Give the number of lines holding the string "怎样把一个单元格的内容拆分到多个单元格中", and nothing else.

──────── Material provided

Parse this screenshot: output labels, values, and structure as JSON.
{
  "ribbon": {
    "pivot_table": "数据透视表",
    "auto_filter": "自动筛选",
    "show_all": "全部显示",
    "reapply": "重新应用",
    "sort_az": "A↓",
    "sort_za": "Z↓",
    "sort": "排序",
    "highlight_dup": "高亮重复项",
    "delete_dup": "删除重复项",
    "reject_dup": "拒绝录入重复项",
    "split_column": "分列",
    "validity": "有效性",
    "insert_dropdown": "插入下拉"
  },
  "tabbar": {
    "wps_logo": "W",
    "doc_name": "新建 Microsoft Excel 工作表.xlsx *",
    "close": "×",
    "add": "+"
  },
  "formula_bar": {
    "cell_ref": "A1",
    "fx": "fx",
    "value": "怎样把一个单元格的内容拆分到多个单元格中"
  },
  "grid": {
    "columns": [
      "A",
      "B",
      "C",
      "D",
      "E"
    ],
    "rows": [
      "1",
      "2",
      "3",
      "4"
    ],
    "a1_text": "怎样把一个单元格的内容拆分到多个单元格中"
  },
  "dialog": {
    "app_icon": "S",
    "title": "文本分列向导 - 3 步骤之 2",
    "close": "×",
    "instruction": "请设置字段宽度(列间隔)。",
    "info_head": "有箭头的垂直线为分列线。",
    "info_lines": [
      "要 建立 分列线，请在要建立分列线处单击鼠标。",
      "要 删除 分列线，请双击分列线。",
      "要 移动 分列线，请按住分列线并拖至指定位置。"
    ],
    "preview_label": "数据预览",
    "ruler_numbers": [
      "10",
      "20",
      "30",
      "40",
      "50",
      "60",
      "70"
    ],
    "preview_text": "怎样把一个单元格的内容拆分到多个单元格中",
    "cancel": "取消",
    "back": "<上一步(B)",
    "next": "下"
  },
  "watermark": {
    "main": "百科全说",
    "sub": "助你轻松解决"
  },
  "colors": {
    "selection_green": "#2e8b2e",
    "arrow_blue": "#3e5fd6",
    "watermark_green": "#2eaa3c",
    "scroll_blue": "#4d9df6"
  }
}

────────────────

■ Result for this task: 3